Element and region data:
★ ★ ★

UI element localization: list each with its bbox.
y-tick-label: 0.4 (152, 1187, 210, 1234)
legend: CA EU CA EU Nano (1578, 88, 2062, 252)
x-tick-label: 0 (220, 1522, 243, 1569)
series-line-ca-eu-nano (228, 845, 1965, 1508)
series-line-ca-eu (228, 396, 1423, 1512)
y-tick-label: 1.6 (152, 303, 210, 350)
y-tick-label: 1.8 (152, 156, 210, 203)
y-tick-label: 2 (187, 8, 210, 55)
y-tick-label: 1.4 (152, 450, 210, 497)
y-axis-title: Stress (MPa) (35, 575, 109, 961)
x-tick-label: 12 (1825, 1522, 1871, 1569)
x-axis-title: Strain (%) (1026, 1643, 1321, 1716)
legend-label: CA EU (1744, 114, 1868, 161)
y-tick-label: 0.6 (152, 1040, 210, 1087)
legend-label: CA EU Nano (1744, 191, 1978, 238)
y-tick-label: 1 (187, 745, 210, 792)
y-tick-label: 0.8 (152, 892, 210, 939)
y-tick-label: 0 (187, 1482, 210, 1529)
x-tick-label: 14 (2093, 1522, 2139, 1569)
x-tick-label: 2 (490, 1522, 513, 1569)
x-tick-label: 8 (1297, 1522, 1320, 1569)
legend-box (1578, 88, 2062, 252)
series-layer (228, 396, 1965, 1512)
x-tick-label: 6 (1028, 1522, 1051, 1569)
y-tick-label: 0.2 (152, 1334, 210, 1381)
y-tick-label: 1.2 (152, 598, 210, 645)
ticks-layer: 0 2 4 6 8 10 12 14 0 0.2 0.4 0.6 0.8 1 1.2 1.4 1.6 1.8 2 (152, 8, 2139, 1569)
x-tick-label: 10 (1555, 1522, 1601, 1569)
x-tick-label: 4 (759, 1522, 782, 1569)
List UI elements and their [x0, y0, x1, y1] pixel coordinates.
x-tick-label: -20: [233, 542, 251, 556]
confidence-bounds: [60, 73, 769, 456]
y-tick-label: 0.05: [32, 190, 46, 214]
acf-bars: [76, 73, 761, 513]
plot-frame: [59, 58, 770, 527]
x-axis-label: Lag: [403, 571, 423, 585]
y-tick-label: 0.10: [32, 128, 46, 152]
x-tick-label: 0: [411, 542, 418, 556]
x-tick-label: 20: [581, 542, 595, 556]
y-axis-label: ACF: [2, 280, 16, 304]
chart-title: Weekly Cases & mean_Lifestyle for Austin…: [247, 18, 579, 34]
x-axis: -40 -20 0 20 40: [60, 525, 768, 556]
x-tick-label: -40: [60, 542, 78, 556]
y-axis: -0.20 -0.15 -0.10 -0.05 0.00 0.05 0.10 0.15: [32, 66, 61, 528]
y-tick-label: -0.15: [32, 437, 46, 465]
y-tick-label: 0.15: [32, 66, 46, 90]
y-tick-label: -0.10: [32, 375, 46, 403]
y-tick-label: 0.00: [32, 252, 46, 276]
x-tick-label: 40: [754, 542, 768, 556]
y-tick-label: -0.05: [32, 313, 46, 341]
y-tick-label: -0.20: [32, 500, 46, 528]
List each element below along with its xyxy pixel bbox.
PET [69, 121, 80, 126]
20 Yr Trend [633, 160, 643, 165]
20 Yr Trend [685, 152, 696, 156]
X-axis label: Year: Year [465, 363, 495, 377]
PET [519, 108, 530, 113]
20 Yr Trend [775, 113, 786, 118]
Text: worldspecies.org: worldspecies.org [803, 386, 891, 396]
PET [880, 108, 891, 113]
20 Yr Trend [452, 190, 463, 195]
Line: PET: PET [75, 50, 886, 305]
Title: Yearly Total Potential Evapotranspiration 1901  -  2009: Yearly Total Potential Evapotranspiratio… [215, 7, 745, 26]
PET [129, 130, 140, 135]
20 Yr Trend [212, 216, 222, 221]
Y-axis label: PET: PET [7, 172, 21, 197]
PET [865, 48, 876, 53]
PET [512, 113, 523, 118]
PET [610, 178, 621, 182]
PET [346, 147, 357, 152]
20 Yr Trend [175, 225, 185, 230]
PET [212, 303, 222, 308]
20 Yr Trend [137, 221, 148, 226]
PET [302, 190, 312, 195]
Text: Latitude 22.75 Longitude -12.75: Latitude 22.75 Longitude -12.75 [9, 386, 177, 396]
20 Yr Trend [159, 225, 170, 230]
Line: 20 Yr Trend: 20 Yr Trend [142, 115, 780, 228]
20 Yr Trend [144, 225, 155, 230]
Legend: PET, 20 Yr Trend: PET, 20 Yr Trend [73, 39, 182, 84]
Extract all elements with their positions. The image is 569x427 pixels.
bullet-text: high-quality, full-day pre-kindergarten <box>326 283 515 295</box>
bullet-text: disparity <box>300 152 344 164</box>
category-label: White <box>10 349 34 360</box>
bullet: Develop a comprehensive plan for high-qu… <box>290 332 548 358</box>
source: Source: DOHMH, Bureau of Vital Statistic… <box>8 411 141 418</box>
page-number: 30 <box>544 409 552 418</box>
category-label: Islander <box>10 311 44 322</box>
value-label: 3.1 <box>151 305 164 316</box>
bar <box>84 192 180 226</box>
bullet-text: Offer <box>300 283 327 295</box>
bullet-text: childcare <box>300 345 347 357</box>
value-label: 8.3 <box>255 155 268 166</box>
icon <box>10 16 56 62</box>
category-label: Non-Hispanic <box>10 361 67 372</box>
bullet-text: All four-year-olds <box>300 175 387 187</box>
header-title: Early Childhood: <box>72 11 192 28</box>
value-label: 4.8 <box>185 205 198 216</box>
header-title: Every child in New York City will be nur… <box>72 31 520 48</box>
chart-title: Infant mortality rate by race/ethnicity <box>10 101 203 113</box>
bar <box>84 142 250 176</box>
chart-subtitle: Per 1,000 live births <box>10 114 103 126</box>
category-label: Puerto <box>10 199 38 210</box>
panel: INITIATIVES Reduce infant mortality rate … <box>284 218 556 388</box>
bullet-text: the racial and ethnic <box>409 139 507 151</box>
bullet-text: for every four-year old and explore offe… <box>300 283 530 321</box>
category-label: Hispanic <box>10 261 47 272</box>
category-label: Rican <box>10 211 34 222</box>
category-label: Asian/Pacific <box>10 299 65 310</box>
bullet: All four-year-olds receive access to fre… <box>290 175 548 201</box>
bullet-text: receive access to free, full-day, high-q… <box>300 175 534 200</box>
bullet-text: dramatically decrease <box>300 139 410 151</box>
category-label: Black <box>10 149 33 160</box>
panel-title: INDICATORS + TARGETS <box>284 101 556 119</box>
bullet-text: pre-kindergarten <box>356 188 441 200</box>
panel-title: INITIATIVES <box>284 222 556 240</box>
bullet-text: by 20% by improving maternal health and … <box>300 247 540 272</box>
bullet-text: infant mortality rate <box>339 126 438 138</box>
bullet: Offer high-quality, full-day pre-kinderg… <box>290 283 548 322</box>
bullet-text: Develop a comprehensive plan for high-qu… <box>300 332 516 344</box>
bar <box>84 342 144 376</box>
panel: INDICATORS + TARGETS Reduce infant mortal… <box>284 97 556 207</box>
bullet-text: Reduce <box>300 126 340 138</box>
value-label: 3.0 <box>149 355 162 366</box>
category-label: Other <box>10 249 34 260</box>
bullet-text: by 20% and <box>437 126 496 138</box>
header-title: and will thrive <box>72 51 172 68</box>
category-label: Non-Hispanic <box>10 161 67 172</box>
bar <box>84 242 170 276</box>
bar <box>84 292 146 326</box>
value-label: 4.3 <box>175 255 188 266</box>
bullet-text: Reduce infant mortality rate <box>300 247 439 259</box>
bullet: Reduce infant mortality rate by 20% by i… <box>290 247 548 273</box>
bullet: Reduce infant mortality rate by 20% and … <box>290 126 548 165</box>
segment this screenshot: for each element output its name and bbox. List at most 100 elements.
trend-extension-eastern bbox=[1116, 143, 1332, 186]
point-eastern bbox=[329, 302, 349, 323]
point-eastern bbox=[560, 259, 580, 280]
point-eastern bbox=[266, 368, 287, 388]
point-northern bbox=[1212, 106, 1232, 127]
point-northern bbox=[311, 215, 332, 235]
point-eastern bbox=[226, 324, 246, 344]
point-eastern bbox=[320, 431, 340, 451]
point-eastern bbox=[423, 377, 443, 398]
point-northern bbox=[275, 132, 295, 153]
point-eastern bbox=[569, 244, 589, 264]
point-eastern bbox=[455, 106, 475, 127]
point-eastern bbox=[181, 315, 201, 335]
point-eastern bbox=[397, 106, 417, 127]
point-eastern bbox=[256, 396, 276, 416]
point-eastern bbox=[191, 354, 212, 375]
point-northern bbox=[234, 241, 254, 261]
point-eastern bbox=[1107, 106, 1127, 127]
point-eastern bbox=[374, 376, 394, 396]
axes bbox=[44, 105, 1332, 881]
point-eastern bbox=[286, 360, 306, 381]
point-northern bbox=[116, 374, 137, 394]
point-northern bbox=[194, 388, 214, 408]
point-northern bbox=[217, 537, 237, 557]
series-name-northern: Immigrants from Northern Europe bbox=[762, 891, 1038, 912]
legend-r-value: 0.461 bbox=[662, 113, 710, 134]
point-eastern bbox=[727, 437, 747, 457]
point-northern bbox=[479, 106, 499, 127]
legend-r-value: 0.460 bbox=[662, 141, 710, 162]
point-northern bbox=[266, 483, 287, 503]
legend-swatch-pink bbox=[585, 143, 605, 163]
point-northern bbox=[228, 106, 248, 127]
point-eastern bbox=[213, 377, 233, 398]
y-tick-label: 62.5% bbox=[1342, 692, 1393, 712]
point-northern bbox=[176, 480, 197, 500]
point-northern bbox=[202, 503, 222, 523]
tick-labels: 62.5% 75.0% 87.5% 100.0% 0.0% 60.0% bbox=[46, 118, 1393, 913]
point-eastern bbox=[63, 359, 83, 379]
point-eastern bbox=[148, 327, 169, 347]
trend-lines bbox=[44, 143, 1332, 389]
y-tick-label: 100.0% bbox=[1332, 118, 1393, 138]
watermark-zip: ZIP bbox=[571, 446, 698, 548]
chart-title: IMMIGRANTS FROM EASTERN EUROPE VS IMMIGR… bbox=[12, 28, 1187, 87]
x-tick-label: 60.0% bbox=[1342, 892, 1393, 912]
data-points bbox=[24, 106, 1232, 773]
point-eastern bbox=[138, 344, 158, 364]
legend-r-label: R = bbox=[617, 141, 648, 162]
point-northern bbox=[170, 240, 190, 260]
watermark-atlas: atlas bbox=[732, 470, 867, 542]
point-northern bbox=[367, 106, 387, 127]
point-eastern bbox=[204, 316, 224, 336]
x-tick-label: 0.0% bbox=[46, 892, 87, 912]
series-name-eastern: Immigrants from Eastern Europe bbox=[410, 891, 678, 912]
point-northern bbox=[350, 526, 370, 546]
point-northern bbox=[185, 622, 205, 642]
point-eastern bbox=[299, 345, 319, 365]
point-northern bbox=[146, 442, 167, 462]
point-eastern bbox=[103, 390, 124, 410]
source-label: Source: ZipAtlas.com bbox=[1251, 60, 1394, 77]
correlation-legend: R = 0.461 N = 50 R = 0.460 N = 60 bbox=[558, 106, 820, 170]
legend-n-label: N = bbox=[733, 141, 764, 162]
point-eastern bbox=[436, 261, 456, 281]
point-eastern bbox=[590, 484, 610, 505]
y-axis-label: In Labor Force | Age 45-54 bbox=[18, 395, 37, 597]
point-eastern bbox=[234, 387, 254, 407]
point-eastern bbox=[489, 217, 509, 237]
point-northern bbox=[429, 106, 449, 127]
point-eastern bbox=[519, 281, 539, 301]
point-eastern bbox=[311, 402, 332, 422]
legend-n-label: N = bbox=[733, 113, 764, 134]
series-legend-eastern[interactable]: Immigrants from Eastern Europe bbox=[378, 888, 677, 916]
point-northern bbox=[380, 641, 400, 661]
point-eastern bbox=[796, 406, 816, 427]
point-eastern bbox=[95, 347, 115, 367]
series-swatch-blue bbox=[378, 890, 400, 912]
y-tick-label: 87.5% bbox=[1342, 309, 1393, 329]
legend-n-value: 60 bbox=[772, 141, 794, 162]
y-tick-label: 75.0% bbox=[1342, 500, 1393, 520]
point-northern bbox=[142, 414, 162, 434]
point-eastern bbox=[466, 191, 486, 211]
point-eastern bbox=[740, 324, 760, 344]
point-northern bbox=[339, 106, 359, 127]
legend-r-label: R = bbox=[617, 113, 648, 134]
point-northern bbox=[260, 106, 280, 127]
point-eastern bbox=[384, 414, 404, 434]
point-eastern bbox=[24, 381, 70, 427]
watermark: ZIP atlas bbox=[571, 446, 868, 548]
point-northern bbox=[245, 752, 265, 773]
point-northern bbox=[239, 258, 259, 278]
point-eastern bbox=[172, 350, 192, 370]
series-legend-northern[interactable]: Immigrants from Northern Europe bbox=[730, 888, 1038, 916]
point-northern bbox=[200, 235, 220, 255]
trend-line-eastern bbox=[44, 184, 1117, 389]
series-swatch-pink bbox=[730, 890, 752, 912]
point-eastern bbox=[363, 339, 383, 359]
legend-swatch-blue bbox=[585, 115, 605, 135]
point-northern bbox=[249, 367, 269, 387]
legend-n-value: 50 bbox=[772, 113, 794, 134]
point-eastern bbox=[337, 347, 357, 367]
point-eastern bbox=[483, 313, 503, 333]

★ ★ ★

■ Written problem ■
Arrange the material from its first line through the line containing "x-tick-label: 10 (1555, 1522, 1601, 1569)" as a Markdown table with the columns Row and Line, leaving out blank lines.

■ Written response ■
| Row | Line |
|---|---|
| 1 | UI element localization: list each with its bbox. |
| 2 | y-tick-label: 0.4 (152, 1187, 210, 1234) |
| 3 | legend: CA EU CA EU Nano (1578, 88, 2062, 252) |
| 4 | x-tick-label: 0 (220, 1522, 243, 1569) |
| 5 | series-line-ca-eu-nano (228, 845, 1965, 1508) |
| 6 | series-line-ca-eu (228, 396, 1423, 1512) |
| 7 | y-tick-label: 1.6 (152, 303, 210, 350) |
| 8 | y-tick-label: 1.8 (152, 156, 210, 203) |
| 9 | y-tick-label: 2 (187, 8, 210, 55) |
| 10 | y-tick-label: 1.4 (152, 450, 210, 497) |
| 11 | y-axis-title: Stress (MPa) (35, 575, 109, 961) |
| 12 | x-tick-label: 12 (1825, 1522, 1871, 1569) |
| 13 | x-axis-title: Strain (%) (1026, 1643, 1321, 1716) |
| 14 | legend-label: CA EU (1744, 114, 1868, 161) |
| 15 | y-tick-label: 0.6 (152, 1040, 210, 1087) |
| 16 | legend-label: CA EU Nano (1744, 191, 1978, 238) |
| 17 | y-tick-label: 1 (187, 745, 210, 792) |
| 18 | y-tick-label: 0.8 (152, 892, 210, 939) |
| 19 | y-tick-label: 0 (187, 1482, 210, 1529) |
| 20 | x-tick-label: 14 (2093, 1522, 2139, 1569) |
| 21 | x-tick-label: 2 (490, 1522, 513, 1569) |
| 22 | x-tick-label: 8 (1297, 1522, 1320, 1569) |
| 23 | legend-box (1578, 88, 2062, 252) |
| 24 | series-layer (228, 396, 1965, 1512) |
| 25 | x-tick-label: 6 (1028, 1522, 1051, 1569) |
| 26 | y-tick-label: 0.2 (152, 1334, 210, 1381) |
| 27 | y-tick-label: 1.2 (152, 598, 210, 645) |
| 28 | ticks-layer: 0 2 4 6 8 10 12 14 0 0.2 0.4 0.6 0.8 1 1.2 1.4 1.6 1.8 2 (152, 8, 2139, 1569) |
| 29 | x-tick-label: 10 (1555, 1522, 1601, 1569) |